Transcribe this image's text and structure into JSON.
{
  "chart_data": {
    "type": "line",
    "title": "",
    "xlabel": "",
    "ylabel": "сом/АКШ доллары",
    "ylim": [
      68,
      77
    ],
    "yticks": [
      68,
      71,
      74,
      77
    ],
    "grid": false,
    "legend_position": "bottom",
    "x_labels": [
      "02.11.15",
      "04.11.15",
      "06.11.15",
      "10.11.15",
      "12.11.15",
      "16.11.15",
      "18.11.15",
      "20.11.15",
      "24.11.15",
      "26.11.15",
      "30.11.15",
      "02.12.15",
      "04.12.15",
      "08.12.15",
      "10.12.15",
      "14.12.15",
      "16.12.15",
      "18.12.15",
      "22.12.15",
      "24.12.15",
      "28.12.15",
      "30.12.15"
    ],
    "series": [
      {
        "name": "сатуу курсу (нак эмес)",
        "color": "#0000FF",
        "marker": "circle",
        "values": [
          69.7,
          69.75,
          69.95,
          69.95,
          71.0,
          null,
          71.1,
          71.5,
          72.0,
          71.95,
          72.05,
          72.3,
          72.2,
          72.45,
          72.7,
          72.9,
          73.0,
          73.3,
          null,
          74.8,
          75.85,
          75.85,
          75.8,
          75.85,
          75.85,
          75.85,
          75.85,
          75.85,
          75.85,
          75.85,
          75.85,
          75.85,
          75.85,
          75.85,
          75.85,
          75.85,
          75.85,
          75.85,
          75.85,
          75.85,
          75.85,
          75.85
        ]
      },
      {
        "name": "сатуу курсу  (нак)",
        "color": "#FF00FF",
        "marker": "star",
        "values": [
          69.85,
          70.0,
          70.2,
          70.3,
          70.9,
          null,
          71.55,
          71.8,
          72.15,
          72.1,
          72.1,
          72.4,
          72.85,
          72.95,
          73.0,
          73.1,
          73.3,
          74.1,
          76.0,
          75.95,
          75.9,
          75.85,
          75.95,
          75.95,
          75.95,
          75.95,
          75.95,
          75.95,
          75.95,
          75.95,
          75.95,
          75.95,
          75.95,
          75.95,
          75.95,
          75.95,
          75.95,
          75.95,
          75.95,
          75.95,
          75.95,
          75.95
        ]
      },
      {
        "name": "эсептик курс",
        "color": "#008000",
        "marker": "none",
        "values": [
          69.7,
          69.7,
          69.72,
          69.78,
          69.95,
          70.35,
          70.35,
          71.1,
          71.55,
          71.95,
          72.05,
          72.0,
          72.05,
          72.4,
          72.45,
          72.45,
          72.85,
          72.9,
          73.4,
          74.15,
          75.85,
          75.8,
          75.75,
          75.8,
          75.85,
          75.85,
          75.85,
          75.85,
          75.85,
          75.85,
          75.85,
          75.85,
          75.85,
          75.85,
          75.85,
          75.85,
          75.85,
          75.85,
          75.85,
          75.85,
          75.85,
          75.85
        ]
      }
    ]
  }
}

+++

AIM
Transcribe all of the lines in the records precisely.

ANSWER IN FULL
Transcribe this image's text and structure into JSON.
{
  "chart_data": {
    "type": "line",
    "title": "",
    "xlabel": "",
    "ylabel": "сом/АКШ доллары",
    "ylim": [
      68,
      77
    ],
    "yticks": [
      68,
      71,
      74,
      77
    ],
    "grid": false,
    "legend_position": "bottom",
    "x_labels": [
      "02.11.15",
      "04.11.15",
      "06.11.15",
      "10.11.15",
      "12.11.15",
      "16.11.15",
      "18.11.15",
      "20.11.15",
      "24.11.15",
      "26.11.15",
      "30.11.15",
      "02.12.15",
      "04.12.15",
      "08.12.15",
      "10.12.15",
      "14.12.15",
      "16.12.15",
      "18.12.15",
      "22.12.15",
      "24.12.15",
      "28.12.15",
      "30.12.15"
    ],
    "series": [
      {
        "name": "сатуу курсу (нак эмес)",
        "color": "#0000FF",
        "marker": "circle",
        "values": [
          69.7,
          69.75,
          69.95,
          69.95,
          71.0,
          null,
          71.1,
          71.5,
          72.0,
          71.95,
          72.05,
          72.3,
          72.2,
          72.45,
          72.7,
          72.9,
          73.0,
          73.3,
          null,
          74.8,
          75.85,
          75.85,
          75.8,
          75.85,
          75.85,
          75.85,
          75.85,
          75.85,
          75.85,
          75.85,
          75.85,
          75.85,
          75.85,
          75.85,
          75.85,
          75.85,
          75.85,
          75.85,
          75.85,
          75.85,
          75.85,
          75.85
        ]
      },
      {
        "name": "сатуу курсу  (нак)",
        "color": "#FF00FF",
        "marker": "star",
        "values": [
          69.85,
          70.0,
          70.2,
          70.3,
          70.9,
          null,
          71.55,
          71.8,
          72.15,
          72.1,
          72.1,
          72.4,
          72.85,
          72.95,
          73.0,
          73.1,
          73.3,
          74.1,
          76.0,
          75.95,
          75.9,
          75.85,
          75.95,
          75.95,
          75.95,
          75.95,
          75.95,
          75.95,
          75.95,
          75.95,
          75.95,
          75.95,
          75.95,
          75.95,
          75.95,
          75.95,
          75.95,
          75.95,
          75.95,
          75.95,
          75.95,
          75.95
        ]
      },
      {
        "name": "эсептик курс",
        "color": "#008000",
        "marker": "none",
        "values": [
          69.7,
          69.7,
          69.72,
          69.78,
          69.95,
          70.35,
          70.35,
          71.1,
          71.55,
          71.95,
          72.05,
          72.0,
          72.05,
          72.4,
          72.45,
          72.45,
          72.85,
          72.9,
          73.4,
          74.15,
          75.85,
          75.8,
          75.75,
          75.8,
          75.85,
          75.85,
          75.85,
          75.85,
          75.85,
          75.85,
          75.85,
          75.85,
          75.85,
          75.85,
          75.85,
          75.85,
          75.85,
          75.85,
          75.85,
          75.85,
          75.85,
          75.85
        ]
      }
    ]
  }
}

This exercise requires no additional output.